Only the lines from the one containing "Enumerate this screenshot's" to the end of the entries should be written out, each exactly as it stands, both ends included.

··· Listing

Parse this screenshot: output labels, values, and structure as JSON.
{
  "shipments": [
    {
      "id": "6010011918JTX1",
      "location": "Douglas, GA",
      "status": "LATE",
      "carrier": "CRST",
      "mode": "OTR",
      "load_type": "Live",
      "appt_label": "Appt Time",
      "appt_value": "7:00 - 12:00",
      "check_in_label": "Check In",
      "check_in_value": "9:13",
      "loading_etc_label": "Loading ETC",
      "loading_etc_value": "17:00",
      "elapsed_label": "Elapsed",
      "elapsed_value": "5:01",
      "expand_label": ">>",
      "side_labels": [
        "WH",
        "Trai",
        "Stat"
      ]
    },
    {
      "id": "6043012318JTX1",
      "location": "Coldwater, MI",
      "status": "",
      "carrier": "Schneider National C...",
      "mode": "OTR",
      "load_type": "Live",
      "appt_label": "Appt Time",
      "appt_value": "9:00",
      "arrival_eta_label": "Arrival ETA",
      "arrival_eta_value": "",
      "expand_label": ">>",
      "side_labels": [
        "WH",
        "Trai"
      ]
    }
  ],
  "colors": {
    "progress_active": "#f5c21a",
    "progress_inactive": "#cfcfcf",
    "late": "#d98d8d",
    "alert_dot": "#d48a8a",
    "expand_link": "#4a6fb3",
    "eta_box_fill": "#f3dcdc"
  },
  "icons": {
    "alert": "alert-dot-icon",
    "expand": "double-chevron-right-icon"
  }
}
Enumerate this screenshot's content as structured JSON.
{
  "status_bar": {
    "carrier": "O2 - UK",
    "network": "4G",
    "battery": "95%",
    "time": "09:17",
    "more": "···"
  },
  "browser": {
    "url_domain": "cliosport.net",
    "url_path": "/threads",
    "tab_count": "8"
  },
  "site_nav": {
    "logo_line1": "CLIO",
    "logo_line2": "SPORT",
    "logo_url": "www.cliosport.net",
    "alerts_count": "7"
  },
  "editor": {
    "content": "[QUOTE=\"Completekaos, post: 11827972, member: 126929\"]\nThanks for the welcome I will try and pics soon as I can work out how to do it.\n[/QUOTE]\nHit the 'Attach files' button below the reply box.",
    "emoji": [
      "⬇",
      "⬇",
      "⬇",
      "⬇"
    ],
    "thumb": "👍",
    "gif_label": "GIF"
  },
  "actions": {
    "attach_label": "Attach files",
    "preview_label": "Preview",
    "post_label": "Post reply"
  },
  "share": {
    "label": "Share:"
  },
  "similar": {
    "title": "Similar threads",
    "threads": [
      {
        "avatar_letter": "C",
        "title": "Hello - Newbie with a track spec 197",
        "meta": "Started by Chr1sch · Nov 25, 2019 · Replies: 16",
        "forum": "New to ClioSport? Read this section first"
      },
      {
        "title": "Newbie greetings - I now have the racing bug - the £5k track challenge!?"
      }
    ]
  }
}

······

The answer:
Enumerate this screenshot's content as structured JSON.
{
  "status_bar": {
    "carrier": "O2 - UK",
    "network": "4G",
    "battery": "95%",
    "time": "09:17",
    "more": "···"
  },
  "browser": {
    "url_domain": "cliosport.net",
    "url_path": "/threads",
    "tab_count": "8"
  },
  "site_nav": {
    "logo_line1": "CLIO",
    "logo_line2": "SPORT",
    "logo_url": "www.cliosport.net",
    "alerts_count": "7"
  },
  "editor": {
    "content": "[QUOTE=\"Completekaos, post: 11827972, member: 126929\"]\nThanks for the welcome I will try and pics soon as I can work out how to do it.\n[/QUOTE]\nHit the 'Attach files' button below the reply box.",
    "emoji": [
      "⬇",
      "⬇",
      "⬇",
      "⬇"
    ],
    "thumb": "👍",
    "gif_label": "GIF"
  },
  "actions": {
    "attach_label": "Attach files",
    "preview_label": "Preview",
    "post_label": "Post reply"
  },
  "share": {
    "label": "Share:"
  },
  "similar": {
    "title": "Similar threads",
    "threads": [
      {
        "avatar_letter": "C",
        "title": "Hello - Newbie with a track spec 197",
        "meta": "Started by Chr1sch · Nov 25, 2019 · Replies: 16",
        "forum": "New to ClioSport? Read this section first"
      },
      {
        "title": "Newbie greetings - I now have the racing bug - the £5k track challenge!?"
      }
    ]
  }
}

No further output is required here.